» **WHAT TO PRODUCE**: Report how many lines of the records below include the word "horizontal". Give nothing but the number.

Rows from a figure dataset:
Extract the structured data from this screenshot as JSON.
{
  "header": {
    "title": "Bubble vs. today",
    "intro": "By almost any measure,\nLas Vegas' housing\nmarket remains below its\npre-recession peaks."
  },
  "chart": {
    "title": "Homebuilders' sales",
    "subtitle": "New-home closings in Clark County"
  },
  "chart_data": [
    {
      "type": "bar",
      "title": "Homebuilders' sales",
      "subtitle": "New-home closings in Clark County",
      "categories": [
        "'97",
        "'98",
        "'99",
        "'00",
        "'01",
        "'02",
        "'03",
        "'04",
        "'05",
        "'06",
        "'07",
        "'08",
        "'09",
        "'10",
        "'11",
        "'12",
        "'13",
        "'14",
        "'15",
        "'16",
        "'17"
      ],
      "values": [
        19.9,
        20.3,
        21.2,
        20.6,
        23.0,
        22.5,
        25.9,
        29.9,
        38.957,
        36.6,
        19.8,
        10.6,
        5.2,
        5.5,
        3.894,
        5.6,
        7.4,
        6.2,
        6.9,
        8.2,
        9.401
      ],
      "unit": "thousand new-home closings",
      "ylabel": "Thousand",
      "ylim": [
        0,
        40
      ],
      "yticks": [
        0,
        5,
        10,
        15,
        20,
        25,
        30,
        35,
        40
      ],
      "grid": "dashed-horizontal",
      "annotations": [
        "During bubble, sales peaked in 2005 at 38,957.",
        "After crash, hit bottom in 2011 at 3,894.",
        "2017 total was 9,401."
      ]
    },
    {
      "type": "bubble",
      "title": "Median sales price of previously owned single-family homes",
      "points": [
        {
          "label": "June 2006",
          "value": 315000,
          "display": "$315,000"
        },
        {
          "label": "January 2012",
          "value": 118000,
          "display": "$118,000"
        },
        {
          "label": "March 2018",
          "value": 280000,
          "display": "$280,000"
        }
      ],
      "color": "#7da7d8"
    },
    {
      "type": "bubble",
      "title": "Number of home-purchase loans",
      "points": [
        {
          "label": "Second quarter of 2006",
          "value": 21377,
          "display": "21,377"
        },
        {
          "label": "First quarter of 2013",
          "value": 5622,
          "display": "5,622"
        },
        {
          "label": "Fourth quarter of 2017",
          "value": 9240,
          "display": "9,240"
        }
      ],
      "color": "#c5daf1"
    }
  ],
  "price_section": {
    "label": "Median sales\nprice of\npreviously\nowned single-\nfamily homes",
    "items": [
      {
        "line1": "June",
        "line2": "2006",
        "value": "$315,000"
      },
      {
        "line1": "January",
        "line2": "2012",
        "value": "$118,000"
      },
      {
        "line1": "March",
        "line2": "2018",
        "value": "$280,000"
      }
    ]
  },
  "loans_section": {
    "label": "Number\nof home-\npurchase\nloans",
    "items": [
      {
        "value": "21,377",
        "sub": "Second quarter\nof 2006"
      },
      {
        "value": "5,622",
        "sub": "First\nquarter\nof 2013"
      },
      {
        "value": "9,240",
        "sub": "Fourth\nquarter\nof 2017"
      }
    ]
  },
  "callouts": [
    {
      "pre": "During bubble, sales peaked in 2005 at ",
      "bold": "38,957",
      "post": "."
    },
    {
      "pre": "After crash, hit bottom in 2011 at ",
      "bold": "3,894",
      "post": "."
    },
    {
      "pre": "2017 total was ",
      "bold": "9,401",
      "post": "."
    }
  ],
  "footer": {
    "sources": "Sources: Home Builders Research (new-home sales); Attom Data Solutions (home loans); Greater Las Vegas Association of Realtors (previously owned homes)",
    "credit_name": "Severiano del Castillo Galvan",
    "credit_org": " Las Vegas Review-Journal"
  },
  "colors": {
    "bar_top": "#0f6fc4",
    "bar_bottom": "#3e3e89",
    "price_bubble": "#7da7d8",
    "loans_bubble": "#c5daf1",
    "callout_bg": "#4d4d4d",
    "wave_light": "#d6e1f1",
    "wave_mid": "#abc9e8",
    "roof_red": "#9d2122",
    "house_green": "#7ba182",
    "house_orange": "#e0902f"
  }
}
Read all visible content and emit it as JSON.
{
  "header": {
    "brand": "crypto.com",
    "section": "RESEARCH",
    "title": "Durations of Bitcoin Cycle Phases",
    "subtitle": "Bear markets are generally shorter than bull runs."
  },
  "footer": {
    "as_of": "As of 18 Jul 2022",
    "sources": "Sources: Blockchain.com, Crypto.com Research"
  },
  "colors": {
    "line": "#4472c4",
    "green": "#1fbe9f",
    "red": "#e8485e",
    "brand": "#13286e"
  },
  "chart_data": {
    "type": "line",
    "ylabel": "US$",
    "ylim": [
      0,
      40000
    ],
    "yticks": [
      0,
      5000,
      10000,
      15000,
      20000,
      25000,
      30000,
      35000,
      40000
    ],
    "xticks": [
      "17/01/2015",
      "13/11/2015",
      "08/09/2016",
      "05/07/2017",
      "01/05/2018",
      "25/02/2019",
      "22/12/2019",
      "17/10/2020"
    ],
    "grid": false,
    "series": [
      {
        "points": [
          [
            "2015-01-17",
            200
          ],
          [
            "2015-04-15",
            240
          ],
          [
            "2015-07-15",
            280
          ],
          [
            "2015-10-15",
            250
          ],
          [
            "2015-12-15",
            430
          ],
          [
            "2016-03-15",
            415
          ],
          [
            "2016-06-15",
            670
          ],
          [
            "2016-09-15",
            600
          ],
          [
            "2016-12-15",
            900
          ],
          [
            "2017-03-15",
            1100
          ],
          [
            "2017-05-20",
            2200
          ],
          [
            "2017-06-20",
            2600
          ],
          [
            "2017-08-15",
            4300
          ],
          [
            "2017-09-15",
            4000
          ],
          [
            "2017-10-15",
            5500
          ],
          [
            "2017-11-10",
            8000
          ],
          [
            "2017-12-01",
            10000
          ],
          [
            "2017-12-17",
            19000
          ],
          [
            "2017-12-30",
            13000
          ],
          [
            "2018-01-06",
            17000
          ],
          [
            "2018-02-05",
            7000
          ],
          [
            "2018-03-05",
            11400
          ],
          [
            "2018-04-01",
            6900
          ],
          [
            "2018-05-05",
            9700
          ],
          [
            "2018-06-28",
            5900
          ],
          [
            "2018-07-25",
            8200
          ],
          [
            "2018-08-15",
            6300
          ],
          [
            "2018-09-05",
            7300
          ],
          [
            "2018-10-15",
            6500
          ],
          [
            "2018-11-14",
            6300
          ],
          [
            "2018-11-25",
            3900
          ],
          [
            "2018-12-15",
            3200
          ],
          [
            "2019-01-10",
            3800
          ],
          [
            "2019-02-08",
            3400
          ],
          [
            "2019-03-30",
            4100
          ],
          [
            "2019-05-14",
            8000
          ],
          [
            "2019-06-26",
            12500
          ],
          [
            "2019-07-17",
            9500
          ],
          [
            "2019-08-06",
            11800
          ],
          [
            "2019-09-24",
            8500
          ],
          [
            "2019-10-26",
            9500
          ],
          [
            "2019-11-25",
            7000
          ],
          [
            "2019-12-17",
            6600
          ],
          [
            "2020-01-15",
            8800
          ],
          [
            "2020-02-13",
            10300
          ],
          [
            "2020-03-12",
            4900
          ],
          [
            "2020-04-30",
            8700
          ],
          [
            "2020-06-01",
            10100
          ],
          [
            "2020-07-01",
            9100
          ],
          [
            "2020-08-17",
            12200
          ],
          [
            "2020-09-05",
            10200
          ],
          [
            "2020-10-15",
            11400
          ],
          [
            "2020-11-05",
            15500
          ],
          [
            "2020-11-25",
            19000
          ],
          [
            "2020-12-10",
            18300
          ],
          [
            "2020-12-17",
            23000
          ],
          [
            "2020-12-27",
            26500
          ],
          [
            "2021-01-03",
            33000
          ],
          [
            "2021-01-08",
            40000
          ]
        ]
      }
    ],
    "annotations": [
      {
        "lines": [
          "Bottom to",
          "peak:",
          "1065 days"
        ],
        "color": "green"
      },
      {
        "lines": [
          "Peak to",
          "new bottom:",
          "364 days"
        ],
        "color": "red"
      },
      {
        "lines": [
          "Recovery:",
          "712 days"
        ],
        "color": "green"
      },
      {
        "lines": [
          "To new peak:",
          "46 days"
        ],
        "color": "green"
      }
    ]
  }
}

* * *

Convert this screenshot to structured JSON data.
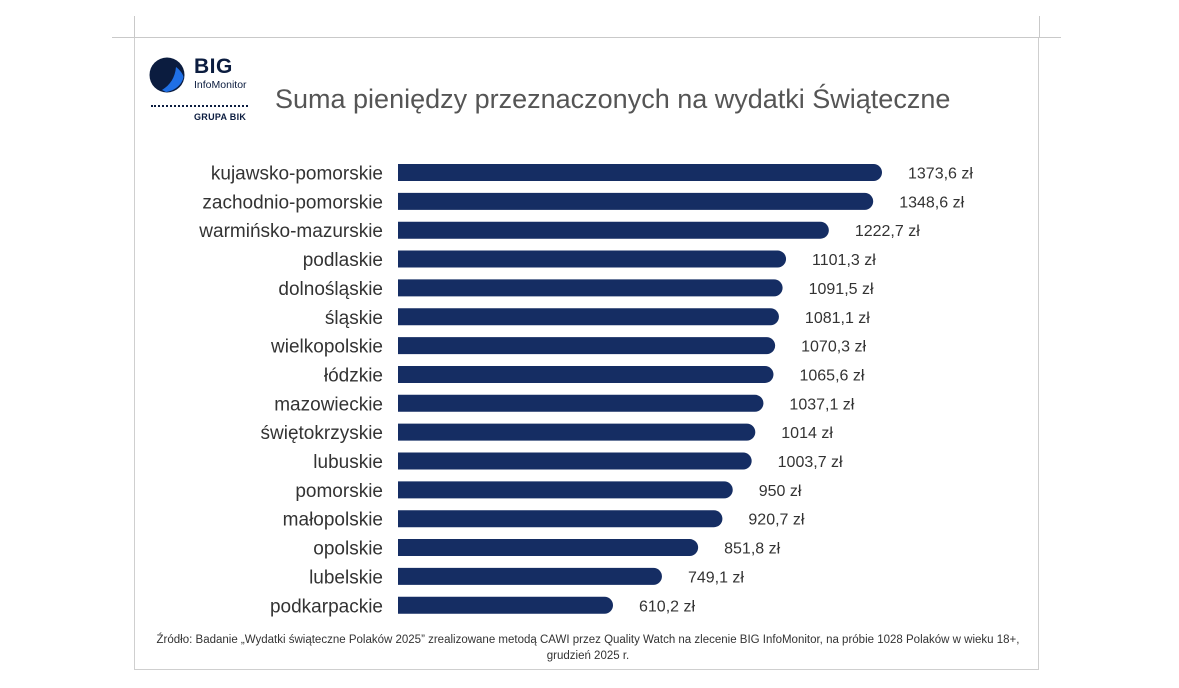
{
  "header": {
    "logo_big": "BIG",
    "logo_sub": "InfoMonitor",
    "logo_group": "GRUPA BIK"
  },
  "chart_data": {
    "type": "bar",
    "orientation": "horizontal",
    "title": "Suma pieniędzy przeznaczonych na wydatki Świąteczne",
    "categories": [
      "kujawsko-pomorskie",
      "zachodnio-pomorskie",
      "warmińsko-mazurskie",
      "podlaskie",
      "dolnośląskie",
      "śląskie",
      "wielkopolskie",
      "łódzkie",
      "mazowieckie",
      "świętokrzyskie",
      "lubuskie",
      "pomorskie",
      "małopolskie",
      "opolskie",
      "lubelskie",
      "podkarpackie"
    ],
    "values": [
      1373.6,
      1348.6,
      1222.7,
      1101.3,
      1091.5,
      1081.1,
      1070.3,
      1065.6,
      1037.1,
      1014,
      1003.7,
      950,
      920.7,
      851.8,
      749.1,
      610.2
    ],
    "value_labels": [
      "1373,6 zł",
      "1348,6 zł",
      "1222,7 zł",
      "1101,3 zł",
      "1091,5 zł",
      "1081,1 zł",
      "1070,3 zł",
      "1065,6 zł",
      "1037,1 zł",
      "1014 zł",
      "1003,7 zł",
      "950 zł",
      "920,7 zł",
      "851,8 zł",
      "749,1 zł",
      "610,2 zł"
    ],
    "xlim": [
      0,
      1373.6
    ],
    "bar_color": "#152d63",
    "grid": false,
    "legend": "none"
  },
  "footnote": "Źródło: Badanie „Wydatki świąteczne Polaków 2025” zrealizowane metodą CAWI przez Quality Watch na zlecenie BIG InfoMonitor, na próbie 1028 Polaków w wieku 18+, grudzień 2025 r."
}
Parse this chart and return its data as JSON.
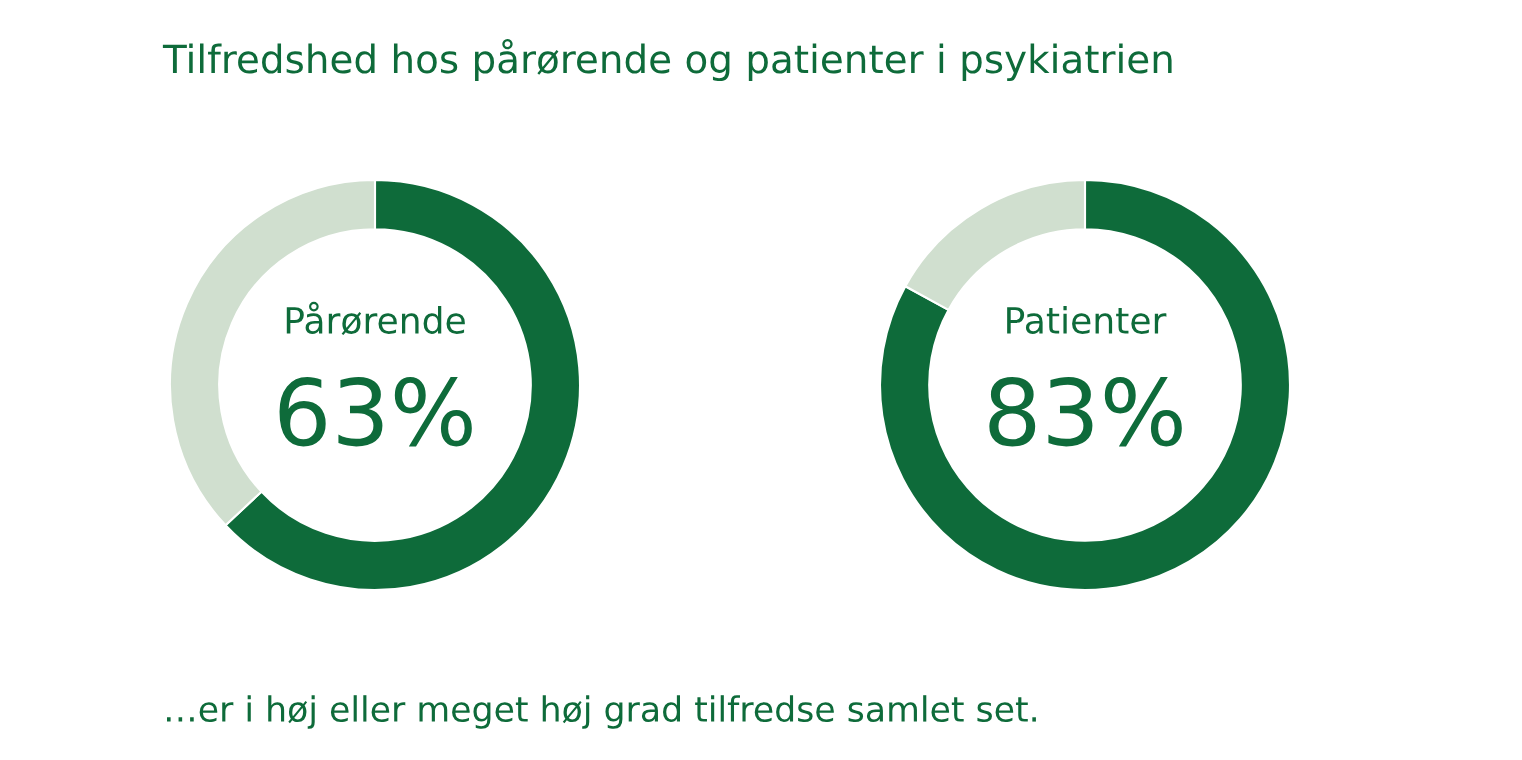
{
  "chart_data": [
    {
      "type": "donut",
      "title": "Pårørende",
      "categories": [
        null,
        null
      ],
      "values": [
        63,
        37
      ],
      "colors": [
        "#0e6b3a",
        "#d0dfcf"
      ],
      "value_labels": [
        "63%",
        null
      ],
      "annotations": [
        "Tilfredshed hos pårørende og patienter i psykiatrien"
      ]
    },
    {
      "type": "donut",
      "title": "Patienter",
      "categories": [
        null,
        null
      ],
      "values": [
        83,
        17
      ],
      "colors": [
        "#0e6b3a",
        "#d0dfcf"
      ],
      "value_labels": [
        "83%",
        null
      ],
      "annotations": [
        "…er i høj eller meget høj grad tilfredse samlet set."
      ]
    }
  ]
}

* * *

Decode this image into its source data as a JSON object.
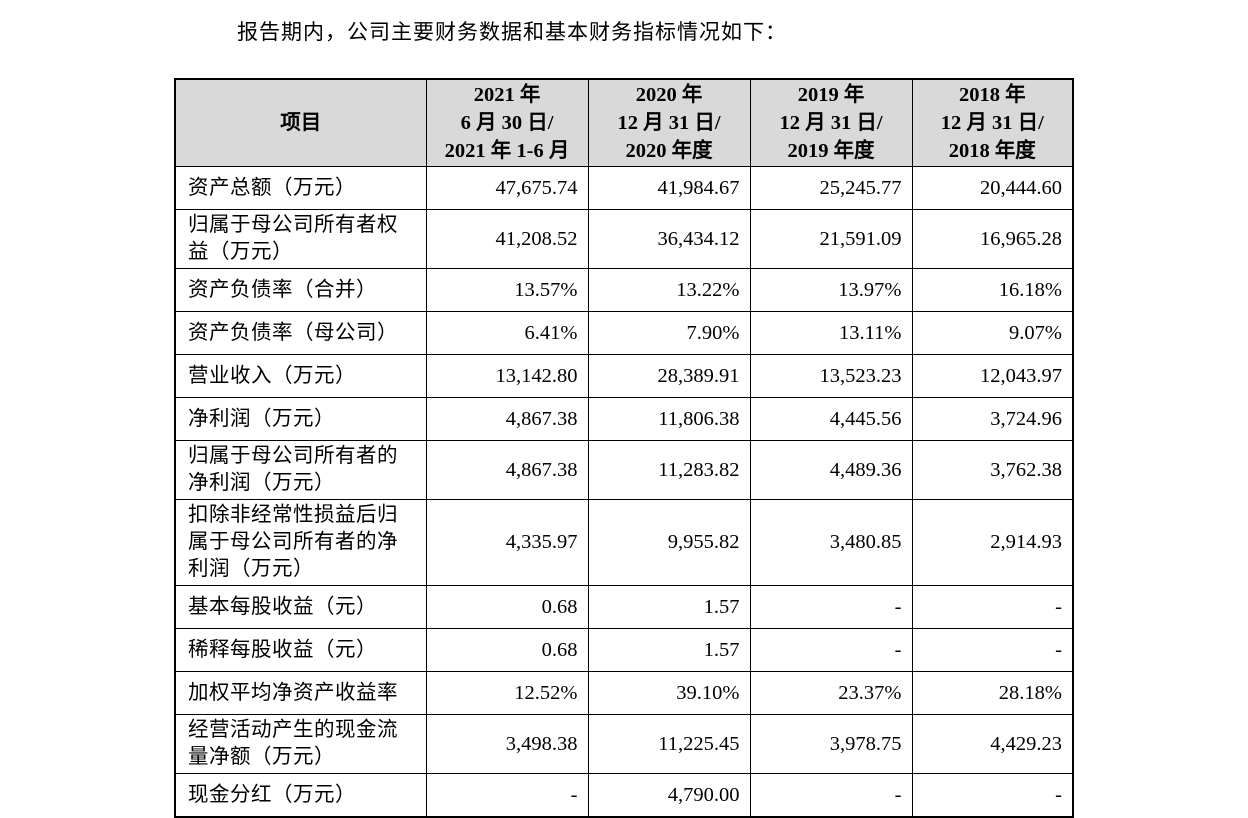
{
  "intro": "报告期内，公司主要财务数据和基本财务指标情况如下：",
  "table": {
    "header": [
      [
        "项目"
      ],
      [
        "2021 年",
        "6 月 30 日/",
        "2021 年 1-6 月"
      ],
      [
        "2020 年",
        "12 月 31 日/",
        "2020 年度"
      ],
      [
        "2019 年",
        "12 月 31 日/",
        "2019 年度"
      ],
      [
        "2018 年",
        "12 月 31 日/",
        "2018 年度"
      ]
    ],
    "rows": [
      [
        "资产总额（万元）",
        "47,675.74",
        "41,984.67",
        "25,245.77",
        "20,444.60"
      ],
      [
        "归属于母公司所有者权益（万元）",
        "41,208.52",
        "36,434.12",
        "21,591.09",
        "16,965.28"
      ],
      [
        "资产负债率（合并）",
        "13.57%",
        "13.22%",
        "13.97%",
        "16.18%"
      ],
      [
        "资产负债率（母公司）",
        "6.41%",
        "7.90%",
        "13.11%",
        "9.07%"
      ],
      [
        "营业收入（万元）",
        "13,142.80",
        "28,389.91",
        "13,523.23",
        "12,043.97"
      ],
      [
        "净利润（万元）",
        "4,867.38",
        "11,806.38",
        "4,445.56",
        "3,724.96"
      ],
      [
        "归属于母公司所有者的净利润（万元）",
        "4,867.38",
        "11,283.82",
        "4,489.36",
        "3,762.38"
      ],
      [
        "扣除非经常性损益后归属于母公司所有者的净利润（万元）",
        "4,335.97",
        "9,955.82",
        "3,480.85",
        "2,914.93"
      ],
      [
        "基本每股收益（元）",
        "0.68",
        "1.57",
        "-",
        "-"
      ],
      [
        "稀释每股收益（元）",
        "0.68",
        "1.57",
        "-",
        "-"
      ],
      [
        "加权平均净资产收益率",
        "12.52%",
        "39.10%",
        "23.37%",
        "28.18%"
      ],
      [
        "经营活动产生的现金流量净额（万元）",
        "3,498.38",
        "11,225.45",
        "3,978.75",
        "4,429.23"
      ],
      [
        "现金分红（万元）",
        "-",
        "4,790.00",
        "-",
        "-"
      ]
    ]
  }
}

» **ANSWER TO THIS TASK**: 2